A run of records
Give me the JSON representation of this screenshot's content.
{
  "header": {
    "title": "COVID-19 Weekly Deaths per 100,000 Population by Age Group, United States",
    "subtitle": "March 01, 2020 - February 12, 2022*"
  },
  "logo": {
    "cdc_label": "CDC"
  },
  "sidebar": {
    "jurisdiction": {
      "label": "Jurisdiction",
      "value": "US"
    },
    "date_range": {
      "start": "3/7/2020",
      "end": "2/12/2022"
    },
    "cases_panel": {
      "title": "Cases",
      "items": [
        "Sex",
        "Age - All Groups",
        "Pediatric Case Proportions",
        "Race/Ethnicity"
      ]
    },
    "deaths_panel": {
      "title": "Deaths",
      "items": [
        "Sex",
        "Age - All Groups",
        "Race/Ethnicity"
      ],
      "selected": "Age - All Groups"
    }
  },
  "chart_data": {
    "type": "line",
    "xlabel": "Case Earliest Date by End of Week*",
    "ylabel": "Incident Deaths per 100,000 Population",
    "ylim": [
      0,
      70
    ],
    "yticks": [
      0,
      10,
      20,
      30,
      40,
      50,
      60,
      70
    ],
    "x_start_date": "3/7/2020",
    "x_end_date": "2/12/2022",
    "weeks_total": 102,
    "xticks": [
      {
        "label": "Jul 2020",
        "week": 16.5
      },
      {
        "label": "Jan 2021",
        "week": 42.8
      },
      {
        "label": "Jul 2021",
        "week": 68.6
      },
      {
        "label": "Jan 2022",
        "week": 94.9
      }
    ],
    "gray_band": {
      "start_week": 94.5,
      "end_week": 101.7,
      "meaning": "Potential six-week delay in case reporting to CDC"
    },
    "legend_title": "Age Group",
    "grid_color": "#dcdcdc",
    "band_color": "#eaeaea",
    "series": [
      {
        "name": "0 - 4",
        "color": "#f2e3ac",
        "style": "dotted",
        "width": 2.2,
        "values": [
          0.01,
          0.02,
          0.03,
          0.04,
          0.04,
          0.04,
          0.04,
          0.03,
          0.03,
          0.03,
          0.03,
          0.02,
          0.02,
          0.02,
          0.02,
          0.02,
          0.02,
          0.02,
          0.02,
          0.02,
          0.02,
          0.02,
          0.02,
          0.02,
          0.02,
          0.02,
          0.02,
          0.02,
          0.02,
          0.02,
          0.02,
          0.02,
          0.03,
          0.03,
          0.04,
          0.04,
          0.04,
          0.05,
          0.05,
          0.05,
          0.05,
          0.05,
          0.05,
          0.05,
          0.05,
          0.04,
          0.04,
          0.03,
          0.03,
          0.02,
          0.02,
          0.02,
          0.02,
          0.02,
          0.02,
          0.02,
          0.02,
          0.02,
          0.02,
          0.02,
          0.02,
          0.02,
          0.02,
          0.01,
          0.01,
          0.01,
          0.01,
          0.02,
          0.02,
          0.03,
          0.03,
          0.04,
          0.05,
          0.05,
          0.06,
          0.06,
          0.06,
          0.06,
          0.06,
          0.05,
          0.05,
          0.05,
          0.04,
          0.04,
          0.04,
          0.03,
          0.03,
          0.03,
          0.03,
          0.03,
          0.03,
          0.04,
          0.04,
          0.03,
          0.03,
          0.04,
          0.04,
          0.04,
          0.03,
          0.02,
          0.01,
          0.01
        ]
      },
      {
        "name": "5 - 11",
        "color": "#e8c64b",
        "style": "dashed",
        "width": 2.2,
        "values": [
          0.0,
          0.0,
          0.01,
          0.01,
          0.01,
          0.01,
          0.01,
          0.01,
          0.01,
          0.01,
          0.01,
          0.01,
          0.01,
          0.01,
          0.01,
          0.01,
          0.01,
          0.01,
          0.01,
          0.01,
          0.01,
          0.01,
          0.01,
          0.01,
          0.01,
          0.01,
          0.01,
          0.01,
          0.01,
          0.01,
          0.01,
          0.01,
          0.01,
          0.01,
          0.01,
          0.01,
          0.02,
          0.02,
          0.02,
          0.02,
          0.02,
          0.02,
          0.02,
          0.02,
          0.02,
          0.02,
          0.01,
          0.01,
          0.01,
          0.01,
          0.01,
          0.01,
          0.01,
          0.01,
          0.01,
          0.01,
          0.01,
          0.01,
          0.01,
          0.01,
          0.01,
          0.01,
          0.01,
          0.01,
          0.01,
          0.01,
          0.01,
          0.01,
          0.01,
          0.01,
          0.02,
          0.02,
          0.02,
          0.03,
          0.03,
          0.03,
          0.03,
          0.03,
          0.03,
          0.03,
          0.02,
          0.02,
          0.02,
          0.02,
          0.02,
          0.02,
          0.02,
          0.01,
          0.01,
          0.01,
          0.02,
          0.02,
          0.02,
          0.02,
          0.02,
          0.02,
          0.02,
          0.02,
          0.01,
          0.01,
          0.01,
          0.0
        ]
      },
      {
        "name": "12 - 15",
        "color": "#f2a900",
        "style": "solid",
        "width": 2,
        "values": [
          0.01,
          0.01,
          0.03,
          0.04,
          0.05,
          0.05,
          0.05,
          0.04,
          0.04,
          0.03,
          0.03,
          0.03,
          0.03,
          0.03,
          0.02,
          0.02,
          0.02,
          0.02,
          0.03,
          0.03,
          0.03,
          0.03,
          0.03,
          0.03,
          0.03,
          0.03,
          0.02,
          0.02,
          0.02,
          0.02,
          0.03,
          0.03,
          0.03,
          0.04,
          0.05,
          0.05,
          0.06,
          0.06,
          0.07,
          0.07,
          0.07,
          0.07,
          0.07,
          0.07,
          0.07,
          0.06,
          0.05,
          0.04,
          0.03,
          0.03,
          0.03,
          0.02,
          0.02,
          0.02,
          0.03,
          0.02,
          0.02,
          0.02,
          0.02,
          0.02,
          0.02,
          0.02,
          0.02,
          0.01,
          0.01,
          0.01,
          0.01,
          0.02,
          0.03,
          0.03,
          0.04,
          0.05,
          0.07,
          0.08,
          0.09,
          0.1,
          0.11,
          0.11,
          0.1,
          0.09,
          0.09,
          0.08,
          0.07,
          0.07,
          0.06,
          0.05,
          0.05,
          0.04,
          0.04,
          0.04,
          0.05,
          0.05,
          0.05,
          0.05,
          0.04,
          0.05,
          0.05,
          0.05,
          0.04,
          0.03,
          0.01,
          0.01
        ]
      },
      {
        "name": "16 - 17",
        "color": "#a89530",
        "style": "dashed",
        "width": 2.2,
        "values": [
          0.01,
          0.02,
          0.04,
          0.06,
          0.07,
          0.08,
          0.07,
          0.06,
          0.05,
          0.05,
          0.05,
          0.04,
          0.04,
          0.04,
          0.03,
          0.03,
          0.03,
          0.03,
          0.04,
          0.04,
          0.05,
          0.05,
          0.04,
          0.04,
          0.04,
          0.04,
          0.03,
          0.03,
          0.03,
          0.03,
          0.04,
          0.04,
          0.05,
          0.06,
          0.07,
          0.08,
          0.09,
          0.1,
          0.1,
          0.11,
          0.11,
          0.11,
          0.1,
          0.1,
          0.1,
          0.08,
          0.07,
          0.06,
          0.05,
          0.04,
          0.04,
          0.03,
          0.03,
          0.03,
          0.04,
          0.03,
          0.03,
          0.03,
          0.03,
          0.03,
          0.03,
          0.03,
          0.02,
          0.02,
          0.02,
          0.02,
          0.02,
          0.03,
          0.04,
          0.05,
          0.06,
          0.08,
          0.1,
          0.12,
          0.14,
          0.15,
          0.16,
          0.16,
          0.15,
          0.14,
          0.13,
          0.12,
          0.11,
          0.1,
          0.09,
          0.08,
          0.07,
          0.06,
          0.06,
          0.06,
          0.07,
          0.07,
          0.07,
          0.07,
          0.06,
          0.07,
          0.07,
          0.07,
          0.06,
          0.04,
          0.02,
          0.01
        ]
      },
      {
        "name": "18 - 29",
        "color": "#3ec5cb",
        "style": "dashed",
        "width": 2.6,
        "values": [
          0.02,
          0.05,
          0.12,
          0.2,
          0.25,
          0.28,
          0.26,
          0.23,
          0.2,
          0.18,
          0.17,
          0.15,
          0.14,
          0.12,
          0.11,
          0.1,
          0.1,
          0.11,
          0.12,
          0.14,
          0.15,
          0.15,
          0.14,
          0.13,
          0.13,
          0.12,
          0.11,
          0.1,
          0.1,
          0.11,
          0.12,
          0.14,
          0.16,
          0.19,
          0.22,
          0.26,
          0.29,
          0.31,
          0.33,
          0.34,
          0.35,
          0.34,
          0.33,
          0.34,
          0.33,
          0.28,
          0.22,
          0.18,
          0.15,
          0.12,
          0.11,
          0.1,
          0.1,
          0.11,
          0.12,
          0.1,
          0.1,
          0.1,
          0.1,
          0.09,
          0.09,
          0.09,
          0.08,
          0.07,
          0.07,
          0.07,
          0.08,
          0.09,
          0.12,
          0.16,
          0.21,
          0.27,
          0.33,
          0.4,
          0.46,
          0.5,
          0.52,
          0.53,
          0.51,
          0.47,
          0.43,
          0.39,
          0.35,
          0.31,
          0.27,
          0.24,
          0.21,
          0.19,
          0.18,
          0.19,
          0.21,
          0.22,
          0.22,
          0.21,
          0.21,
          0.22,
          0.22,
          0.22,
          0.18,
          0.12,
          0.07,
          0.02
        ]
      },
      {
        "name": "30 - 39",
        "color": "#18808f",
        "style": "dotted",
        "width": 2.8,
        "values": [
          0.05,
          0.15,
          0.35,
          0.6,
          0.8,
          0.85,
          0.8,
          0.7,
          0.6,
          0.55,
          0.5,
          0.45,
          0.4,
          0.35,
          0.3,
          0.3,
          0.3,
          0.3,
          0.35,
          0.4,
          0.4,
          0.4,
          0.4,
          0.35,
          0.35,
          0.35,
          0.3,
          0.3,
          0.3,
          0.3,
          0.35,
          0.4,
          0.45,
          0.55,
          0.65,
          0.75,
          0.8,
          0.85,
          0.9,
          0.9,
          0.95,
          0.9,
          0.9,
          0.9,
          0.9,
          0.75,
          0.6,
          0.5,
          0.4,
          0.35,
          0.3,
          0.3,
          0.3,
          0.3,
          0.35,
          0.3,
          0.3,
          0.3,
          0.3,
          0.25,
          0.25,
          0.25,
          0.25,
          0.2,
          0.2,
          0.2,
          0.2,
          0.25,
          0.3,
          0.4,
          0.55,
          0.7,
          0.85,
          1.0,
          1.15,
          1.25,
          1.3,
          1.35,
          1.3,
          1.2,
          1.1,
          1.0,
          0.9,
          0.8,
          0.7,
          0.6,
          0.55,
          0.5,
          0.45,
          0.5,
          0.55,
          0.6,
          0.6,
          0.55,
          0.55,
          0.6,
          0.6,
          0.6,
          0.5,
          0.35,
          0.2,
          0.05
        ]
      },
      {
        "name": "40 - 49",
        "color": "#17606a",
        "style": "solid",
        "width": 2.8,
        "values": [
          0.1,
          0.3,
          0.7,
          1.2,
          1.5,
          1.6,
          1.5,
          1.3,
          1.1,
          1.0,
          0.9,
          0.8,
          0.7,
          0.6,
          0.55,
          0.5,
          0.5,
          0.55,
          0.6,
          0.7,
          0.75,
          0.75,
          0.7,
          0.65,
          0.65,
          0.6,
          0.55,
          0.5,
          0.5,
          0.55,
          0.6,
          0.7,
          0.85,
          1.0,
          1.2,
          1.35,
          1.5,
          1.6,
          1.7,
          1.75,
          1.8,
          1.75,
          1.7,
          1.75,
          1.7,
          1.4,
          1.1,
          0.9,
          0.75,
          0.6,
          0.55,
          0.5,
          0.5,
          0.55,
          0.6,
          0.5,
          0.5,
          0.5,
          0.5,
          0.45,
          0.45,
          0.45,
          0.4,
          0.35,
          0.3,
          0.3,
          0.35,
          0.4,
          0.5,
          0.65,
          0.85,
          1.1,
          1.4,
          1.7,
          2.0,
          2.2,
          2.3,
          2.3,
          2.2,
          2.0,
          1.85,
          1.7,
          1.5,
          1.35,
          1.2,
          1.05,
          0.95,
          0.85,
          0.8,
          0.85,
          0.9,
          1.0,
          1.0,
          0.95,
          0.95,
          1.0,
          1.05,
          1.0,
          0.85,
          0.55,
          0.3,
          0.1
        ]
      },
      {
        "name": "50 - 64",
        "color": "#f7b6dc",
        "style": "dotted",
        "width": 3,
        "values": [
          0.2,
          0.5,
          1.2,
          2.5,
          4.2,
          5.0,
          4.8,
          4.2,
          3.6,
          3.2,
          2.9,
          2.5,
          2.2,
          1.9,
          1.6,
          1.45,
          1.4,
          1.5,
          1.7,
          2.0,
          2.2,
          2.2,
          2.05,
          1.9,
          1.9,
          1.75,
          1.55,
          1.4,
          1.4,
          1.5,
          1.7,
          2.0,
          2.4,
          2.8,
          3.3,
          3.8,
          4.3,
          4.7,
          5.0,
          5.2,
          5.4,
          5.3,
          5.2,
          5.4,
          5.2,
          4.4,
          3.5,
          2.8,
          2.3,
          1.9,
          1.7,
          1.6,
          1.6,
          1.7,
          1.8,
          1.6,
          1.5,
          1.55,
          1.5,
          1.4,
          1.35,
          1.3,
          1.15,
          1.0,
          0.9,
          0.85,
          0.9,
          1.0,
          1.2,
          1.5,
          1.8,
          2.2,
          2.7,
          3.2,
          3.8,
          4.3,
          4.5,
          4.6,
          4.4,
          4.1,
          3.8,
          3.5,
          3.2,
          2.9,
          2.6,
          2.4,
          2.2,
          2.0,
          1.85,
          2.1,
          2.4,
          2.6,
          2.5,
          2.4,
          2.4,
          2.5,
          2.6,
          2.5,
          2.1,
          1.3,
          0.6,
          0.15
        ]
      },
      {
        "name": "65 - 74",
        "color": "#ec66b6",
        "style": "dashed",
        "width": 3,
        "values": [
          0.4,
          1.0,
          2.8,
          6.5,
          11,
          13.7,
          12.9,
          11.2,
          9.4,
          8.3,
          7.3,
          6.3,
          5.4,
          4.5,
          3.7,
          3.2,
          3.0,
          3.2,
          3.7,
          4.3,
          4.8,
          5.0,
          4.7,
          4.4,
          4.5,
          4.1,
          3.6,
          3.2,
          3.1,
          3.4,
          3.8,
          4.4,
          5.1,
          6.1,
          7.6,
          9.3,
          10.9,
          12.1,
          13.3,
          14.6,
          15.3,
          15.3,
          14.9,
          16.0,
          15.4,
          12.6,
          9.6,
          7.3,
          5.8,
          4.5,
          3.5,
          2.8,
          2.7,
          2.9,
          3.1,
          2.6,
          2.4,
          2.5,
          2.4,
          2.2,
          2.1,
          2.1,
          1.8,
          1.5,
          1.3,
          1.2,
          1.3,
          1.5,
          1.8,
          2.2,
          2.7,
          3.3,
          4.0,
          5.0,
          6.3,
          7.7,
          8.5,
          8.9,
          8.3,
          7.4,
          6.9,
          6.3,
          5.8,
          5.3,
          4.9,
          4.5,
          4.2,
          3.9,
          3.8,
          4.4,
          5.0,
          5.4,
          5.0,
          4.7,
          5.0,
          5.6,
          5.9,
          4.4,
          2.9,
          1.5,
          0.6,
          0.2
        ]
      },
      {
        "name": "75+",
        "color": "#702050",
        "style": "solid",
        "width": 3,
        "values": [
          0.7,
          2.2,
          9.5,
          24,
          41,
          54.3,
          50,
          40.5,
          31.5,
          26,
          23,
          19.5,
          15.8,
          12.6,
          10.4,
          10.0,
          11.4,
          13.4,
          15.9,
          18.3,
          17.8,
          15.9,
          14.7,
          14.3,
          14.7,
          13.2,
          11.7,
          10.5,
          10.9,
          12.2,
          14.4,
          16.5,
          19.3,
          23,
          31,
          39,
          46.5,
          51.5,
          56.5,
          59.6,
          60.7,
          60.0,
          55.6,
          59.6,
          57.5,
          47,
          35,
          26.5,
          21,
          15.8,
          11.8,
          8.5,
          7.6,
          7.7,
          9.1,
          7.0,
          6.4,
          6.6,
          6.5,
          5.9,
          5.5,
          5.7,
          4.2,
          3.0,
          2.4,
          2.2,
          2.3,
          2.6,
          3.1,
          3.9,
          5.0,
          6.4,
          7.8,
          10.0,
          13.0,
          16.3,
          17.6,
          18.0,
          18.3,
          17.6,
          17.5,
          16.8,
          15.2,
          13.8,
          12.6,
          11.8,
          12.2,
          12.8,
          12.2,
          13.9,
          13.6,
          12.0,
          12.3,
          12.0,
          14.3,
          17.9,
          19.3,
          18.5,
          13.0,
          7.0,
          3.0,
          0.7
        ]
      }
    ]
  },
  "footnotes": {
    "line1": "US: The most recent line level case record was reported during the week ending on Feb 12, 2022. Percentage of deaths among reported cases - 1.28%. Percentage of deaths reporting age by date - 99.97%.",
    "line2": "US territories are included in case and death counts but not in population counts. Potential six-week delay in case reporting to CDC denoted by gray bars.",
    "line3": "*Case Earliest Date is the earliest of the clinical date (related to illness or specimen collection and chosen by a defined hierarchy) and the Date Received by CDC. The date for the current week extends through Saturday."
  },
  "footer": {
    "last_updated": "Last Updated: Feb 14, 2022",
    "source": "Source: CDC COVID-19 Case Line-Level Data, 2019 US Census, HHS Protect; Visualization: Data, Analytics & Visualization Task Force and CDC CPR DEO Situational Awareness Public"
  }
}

● **Instruction**:
Check each line of the entries above, and show every one holding the word "Earliest".

● **Solution to this problem**:
    "xlabel": "Case Earliest Date by End of Week*",
    "line3": "*Case Earliest Date is the earliest of the clinical date (related to illness or specimen collection and chosen by a defined hierarchy) and the Date Received by CDC. The date for the current week extends through Saturday."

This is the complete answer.